- _What needs to be done_
Search the records for the word "JSON" and pick out every line that has it.

- _Extracted data_
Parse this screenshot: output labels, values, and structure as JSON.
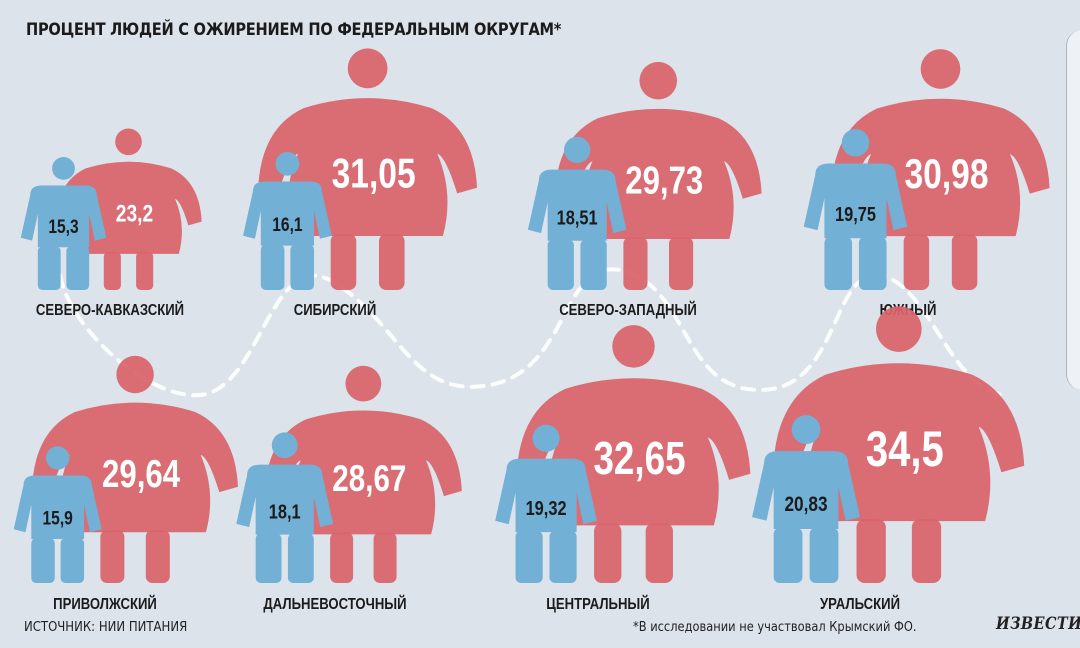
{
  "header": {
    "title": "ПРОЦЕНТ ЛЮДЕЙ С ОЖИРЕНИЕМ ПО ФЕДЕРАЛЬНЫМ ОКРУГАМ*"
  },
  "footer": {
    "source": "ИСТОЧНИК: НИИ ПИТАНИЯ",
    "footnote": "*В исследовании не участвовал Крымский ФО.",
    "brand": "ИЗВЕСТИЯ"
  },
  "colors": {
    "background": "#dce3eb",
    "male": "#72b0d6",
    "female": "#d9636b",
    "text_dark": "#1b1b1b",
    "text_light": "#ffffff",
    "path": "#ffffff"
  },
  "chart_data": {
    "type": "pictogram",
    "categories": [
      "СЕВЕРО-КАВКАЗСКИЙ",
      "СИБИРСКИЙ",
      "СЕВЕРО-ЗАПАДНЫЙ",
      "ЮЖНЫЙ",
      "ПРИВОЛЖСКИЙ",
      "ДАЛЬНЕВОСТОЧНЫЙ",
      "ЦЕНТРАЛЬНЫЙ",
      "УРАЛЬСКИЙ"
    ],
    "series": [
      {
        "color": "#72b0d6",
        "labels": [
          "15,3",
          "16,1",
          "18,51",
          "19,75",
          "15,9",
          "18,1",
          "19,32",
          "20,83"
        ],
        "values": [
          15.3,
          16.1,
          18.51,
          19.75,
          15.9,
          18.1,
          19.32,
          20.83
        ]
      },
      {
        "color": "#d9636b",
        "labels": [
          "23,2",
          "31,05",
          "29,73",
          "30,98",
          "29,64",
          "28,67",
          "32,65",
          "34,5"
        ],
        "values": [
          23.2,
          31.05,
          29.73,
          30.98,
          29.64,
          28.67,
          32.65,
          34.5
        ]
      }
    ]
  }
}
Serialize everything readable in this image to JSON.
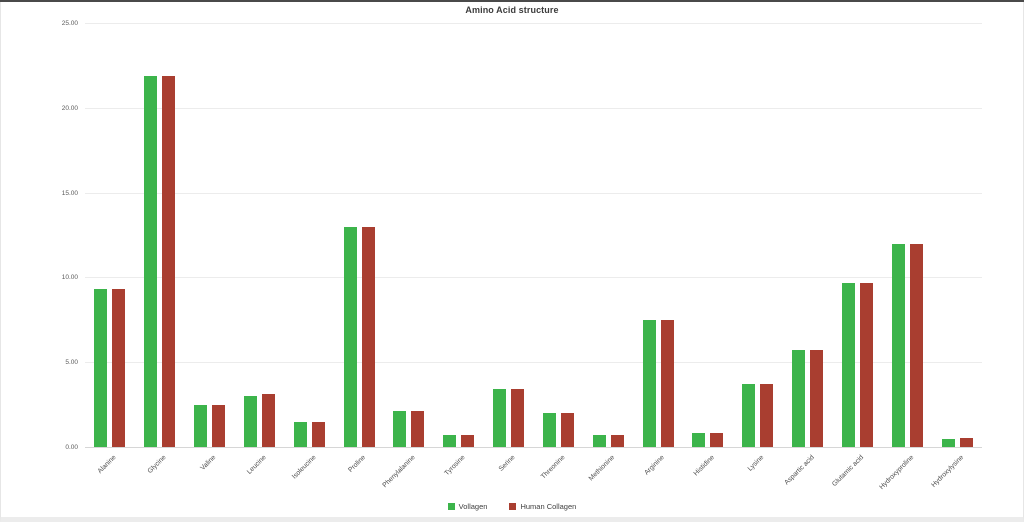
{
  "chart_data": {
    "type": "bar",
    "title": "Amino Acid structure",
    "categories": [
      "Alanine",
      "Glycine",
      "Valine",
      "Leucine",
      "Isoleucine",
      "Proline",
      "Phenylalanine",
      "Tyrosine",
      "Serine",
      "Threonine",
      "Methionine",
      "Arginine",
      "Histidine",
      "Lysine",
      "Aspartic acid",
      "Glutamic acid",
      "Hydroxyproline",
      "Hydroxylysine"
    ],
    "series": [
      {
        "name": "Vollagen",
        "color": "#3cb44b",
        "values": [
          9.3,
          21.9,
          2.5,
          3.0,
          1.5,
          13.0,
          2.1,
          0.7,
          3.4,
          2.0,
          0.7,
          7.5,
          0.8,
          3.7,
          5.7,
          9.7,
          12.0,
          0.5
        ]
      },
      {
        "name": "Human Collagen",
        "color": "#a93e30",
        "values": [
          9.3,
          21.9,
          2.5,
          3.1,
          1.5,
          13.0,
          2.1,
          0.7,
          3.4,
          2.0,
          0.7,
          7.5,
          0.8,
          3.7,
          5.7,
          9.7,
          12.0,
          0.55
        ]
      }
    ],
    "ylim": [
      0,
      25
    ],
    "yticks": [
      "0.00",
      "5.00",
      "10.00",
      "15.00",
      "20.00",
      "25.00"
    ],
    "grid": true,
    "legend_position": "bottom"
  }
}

==

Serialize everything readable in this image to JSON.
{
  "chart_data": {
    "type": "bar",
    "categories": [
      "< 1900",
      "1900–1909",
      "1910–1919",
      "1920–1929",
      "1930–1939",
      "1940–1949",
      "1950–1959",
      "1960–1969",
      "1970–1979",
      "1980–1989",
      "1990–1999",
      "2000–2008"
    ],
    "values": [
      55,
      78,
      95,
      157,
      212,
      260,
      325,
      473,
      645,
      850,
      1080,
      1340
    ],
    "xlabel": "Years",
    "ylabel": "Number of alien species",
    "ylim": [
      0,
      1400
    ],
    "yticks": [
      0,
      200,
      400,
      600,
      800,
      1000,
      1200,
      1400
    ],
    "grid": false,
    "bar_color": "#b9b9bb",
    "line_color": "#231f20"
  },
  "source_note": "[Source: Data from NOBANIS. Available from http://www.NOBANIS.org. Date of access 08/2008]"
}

* * *

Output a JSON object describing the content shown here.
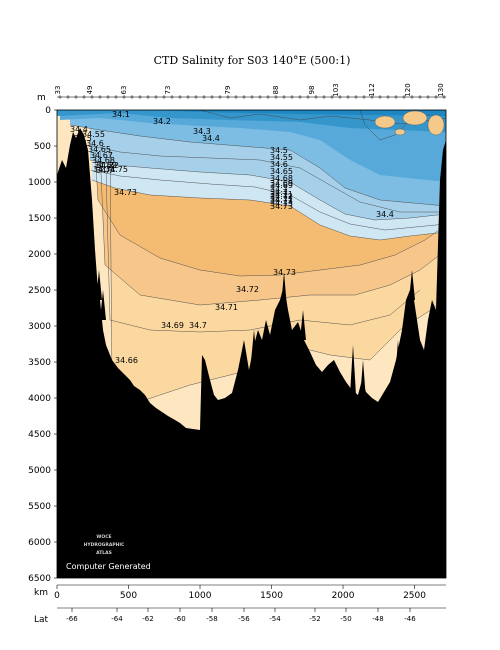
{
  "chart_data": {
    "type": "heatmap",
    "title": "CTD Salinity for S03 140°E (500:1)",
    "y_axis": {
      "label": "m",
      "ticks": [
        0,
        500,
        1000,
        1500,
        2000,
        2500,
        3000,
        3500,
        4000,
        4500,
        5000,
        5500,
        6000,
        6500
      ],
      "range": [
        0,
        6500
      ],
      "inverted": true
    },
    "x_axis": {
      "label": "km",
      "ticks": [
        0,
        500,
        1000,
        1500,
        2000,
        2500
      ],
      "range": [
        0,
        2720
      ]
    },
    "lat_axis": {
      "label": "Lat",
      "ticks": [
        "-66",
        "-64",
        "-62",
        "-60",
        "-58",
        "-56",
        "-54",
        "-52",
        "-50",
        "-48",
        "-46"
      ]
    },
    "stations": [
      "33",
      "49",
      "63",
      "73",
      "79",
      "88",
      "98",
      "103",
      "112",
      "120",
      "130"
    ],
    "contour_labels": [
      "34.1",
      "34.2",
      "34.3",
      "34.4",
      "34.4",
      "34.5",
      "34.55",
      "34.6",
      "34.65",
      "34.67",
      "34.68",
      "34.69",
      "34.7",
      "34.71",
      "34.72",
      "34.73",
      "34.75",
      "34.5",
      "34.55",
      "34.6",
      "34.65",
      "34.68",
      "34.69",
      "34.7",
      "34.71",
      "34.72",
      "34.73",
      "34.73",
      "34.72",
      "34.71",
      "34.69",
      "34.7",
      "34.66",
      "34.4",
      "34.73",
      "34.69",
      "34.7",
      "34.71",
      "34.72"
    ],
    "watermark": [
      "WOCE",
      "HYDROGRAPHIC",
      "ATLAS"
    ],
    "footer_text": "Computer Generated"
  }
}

- _Answer to this problem_
Parse this screenshot: output labels, values, and structure as JSON.
Serialize everything readable in this image to JSON.
Serialize everything readable in this image to JSON.
Output a JSON object describing the content shown here.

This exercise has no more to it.